─── PROVIDED MATERIAL
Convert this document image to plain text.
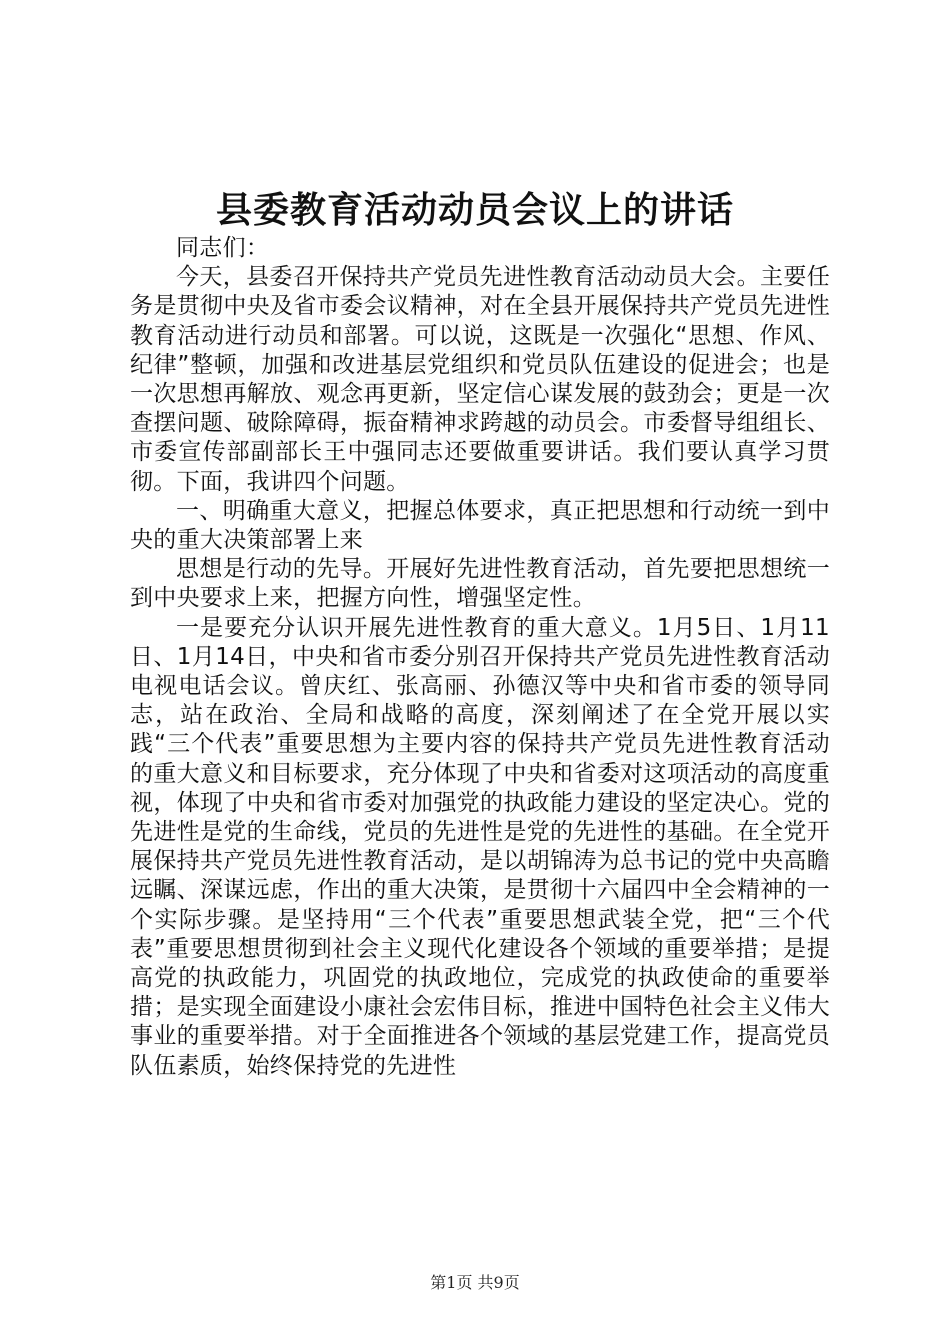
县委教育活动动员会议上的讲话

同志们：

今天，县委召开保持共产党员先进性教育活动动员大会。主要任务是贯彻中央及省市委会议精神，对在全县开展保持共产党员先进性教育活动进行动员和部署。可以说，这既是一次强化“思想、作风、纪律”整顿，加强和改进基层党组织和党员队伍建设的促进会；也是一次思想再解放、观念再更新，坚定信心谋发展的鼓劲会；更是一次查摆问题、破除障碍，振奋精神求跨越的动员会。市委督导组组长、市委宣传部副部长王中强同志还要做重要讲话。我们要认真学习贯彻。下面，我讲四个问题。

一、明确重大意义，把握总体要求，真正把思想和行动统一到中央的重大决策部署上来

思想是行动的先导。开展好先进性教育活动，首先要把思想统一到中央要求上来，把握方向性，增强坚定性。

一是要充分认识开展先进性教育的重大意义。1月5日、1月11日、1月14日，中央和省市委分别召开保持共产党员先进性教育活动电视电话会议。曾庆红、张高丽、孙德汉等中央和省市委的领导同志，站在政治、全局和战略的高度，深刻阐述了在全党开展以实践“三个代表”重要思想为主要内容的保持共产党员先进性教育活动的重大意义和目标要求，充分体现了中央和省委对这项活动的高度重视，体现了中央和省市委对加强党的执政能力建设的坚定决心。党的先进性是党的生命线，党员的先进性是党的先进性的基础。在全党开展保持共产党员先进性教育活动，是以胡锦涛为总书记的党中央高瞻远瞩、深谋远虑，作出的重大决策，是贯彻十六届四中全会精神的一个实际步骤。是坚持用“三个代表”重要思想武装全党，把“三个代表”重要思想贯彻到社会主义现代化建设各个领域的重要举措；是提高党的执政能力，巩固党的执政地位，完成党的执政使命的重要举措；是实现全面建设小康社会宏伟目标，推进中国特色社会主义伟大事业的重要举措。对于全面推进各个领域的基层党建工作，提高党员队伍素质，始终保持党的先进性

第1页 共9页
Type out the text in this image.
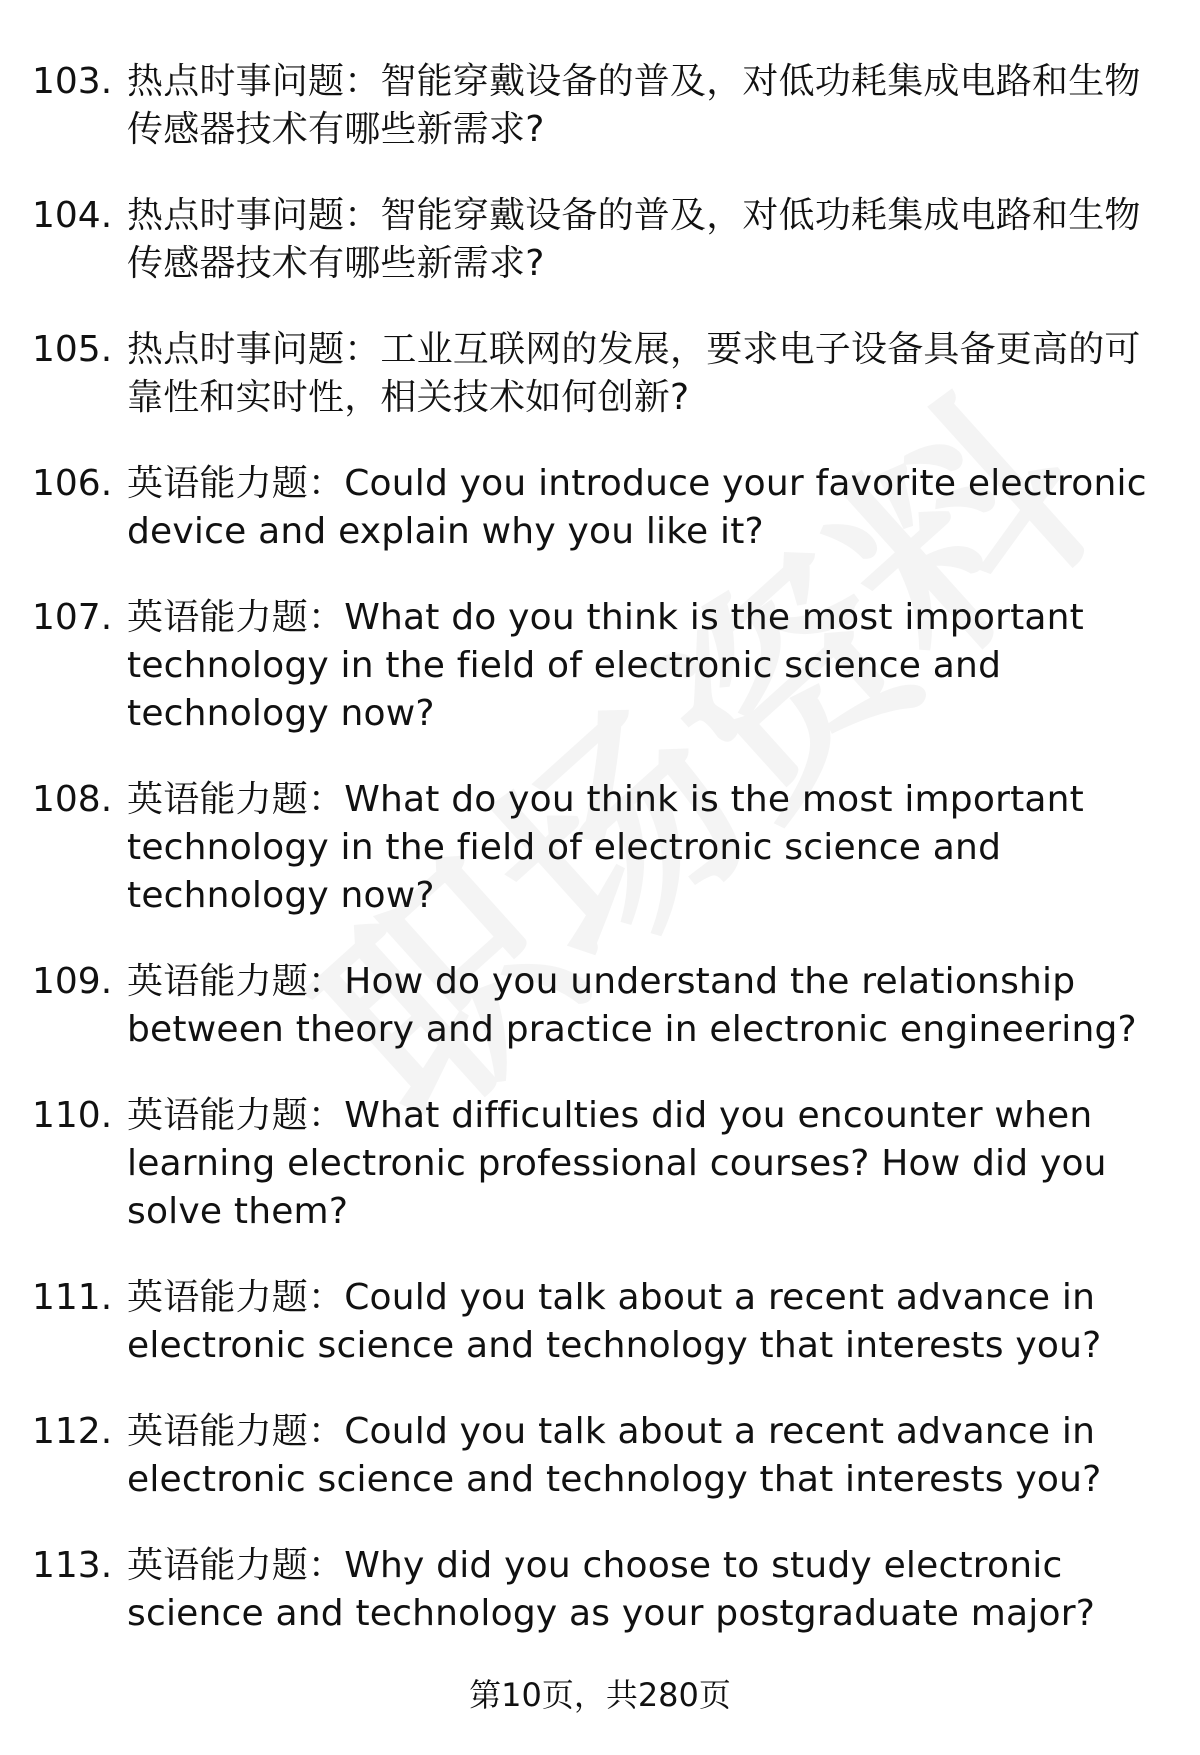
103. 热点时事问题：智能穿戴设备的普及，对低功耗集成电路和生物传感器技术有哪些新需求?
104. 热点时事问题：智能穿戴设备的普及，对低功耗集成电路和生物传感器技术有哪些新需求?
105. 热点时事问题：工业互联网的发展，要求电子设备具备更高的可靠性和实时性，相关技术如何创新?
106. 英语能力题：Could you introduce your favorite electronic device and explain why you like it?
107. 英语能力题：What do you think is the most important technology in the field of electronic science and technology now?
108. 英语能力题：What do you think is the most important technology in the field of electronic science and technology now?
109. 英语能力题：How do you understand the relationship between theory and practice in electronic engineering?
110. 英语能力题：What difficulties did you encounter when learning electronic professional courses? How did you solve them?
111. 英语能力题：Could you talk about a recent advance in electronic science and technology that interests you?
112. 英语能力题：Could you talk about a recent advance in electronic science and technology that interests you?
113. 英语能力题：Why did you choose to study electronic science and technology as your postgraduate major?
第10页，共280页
──────
■ **WHAT THE TASK REQUIRES**
Copy out the records above in full, exactly as written, but not the pictures.

■ **THE RESPONSE**
Convert this document image to plain text.
县委教育活动动员会议上的讲话

同志们：

今天，县委召开保持共产党员先进性教育活动动员大会。主要任务是贯彻中央及省市委会议精神，对在全县开展保持共产党员先进性教育活动进行动员和部署。可以说，这既是一次强化“思想、作风、纪律”整顿，加强和改进基层党组织和党员队伍建设的促进会；也是一次思想再解放、观念再更新，坚定信心谋发展的鼓劲会；更是一次查摆问题、破除障碍，振奋精神求跨越的动员会。市委督导组组长、市委宣传部副部长王中强同志还要做重要讲话。我们要认真学习贯彻。下面，我讲四个问题。

一、明确重大意义，把握总体要求，真正把思想和行动统一到中央的重大决策部署上来

思想是行动的先导。开展好先进性教育活动，首先要把思想统一到中央要求上来，把握方向性，增强坚定性。

一是要充分认识开展先进性教育的重大意义。1月5日、1月11日、1月14日，中央和省市委分别召开保持共产党员先进性教育活动电视电话会议。曾庆红、张高丽、孙德汉等中央和省市委的领导同志，站在政治、全局和战略的高度，深刻阐述了在全党开展以实践“三个代表”重要思想为主要内容的保持共产党员先进性教育活动的重大意义和目标要求，充分体现了中央和省委对这项活动的高度重视，体现了中央和省市委对加强党的执政能力建设的坚定决心。党的先进性是党的生命线，党员的先进性是党的先进性的基础。在全党开展保持共产党员先进性教育活动，是以胡锦涛为总书记的党中央高瞻远瞩、深谋远虑，作出的重大决策，是贯彻十六届四中全会精神的一个实际步骤。是坚持用“三个代表”重要思想武装全党，把“三个代表”重要思想贯彻到社会主义现代化建设各个领域的重要举措；是提高党的执政能力，巩固党的执政地位，完成党的执政使命的重要举措；是实现全面建设小康社会宏伟目标，推进中国特色社会主义伟大事业的重要举措。对于全面推进各个领域的基层党建工作，提高党员队伍素质，始终保持党的先进性

第1页 共9页
Type out the text in this image.
103. 热点时事问题：智能穿戴设备的普及，对低功耗集成电路和生物传感器技术有哪些新需求?
104. 热点时事问题：智能穿戴设备的普及，对低功耗集成电路和生物传感器技术有哪些新需求?
105. 热点时事问题：工业互联网的发展，要求电子设备具备更高的可靠性和实时性，相关技术如何创新?
106. 英语能力题：Could you introduce your favorite electronic device and explain why you like it?
107. 英语能力题：What do you think is the most important technology in the field of electronic science and technology now?
108. 英语能力题：What do you think is the most important technology in the field of electronic science and technology now?
109. 英语能力题：How do you understand the relationship between theory and practice in electronic engineering?
110. 英语能力题：What difficulties did you encounter when learning electronic professional courses? How did you solve them?
111. 英语能力题：Could you talk about a recent advance in electronic science and technology that interests you?
112. 英语能力题：Could you talk about a recent advance in electronic science and technology that interests you?
113. 英语能力题：Why did you choose to study electronic science and technology as your postgraduate major?
第10页，共280页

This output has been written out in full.